Data to use
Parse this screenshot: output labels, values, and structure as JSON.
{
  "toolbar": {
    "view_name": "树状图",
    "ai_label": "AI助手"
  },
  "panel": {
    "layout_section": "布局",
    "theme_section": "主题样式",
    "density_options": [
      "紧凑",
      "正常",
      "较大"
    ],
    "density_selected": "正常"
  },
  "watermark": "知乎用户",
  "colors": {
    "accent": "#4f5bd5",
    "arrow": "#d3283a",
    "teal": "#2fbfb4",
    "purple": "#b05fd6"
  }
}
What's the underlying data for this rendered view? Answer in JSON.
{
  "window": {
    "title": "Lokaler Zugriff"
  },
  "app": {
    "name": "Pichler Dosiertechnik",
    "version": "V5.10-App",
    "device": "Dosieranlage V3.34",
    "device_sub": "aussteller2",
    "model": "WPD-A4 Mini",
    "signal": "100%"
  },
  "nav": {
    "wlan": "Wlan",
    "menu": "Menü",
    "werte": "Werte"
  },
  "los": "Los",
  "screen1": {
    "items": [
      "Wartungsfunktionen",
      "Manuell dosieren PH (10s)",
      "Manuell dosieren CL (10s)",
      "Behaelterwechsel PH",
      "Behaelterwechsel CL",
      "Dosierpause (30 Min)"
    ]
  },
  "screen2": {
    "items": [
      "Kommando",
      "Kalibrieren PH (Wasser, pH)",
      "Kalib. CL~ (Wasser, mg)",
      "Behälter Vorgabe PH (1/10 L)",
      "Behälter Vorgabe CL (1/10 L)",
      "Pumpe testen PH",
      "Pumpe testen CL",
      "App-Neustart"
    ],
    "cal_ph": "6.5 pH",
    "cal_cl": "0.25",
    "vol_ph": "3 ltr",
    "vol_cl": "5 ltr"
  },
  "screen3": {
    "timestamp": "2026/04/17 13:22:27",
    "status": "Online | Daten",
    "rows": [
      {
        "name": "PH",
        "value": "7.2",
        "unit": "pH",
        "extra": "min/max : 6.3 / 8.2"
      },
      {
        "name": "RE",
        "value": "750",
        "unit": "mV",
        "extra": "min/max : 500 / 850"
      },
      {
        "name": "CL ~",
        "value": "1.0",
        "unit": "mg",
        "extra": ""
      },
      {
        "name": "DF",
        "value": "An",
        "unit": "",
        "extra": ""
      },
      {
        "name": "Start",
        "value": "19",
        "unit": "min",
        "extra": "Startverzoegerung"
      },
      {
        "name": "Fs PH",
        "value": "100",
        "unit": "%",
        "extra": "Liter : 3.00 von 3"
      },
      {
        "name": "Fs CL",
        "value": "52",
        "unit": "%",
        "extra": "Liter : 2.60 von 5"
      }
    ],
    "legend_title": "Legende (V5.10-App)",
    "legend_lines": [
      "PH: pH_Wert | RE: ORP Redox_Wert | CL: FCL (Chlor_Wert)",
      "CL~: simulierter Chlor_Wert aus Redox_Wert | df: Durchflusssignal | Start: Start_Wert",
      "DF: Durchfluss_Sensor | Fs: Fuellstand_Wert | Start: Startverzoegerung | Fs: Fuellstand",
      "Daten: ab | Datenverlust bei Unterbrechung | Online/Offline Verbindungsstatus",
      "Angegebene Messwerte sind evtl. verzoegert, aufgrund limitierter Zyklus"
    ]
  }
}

What to work on
Output each entry precisely as given.

Answer to this problem
Parse this screenshot: output labels, values, and structure as JSON.
{
  "toolbar": {
    "view_name": "树状图",
    "ai_label": "AI助手"
  },
  "panel": {
    "layout_section": "布局",
    "theme_section": "主题样式",
    "density_options": [
      "紧凑",
      "正常",
      "较大"
    ],
    "density_selected": "正常"
  },
  "watermark": "知乎用户",
  "colors": {
    "accent": "#4f5bd5",
    "arrow": "#d3283a",
    "teal": "#2fbfb4",
    "purple": "#b05fd6"
  }
}
What's the underlying data for this rendered view? Answer in JSON.
{
  "window": {
    "title": "Lokaler Zugriff"
  },
  "app": {
    "name": "Pichler Dosiertechnik",
    "version": "V5.10-App",
    "device": "Dosieranlage V3.34",
    "device_sub": "aussteller2",
    "model": "WPD-A4 Mini",
    "signal": "100%"
  },
  "nav": {
    "wlan": "Wlan",
    "menu": "Menü",
    "werte": "Werte"
  },
  "los": "Los",
  "screen1": {
    "items": [
      "Wartungsfunktionen",
      "Manuell dosieren PH (10s)",
      "Manuell dosieren CL (10s)",
      "Behaelterwechsel PH",
      "Behaelterwechsel CL",
      "Dosierpause (30 Min)"
    ]
  },
  "screen2": {
    "items": [
      "Kommando",
      "Kalibrieren PH (Wasser, pH)",
      "Kalib. CL~ (Wasser, mg)",
      "Behälter Vorgabe PH (1/10 L)",
      "Behälter Vorgabe CL (1/10 L)",
      "Pumpe testen PH",
      "Pumpe testen CL",
      "App-Neustart"
    ],
    "cal_ph": "6.5 pH",
    "cal_cl": "0.25",
    "vol_ph": "3 ltr",
    "vol_cl": "5 ltr"
  },
  "screen3": {
    "timestamp": "2026/04/17 13:22:27",
    "status": "Online | Daten",
    "rows": [
      {
        "name": "PH",
        "value": "7.2",
        "unit": "pH",
        "extra": "min/max : 6.3 / 8.2"
      },
      {
        "name": "RE",
        "value": "750",
        "unit": "mV",
        "extra": "min/max : 500 / 850"
      },
      {
        "name": "CL ~",
        "value": "1.0",
        "unit": "mg",
        "extra": ""
      },
      {
        "name": "DF",
        "value": "An",
        "unit": "",
        "extra": ""
      },
      {
        "name": "Start",
        "value": "19",
        "unit": "min",
        "extra": "Startverzoegerung"
      },
      {
        "name": "Fs PH",
        "value": "100",
        "unit": "%",
        "extra": "Liter : 3.00 von 3"
      },
      {
        "name": "Fs CL",
        "value": "52",
        "unit": "%",
        "extra": "Liter : 2.60 von 5"
      }
    ],
    "legend_title": "Legende (V5.10-App)",
    "legend_lines": [
      "PH: pH_Wert | RE: ORP Redox_Wert | CL: FCL (Chlor_Wert)",
      "CL~: simulierter Chlor_Wert aus Redox_Wert | df: Durchflusssignal | Start: Start_Wert",
      "DF: Durchfluss_Sensor | Fs: Fuellstand_Wert | Start: Startverzoegerung | Fs: Fuellstand",
      "Daten: ab | Datenverlust bei Unterbrechung | Online/Offline Verbindungsstatus",
      "Angegebene Messwerte sind evtl. verzoegert, aufgrund limitierter Zyklus"
    ]
  }
}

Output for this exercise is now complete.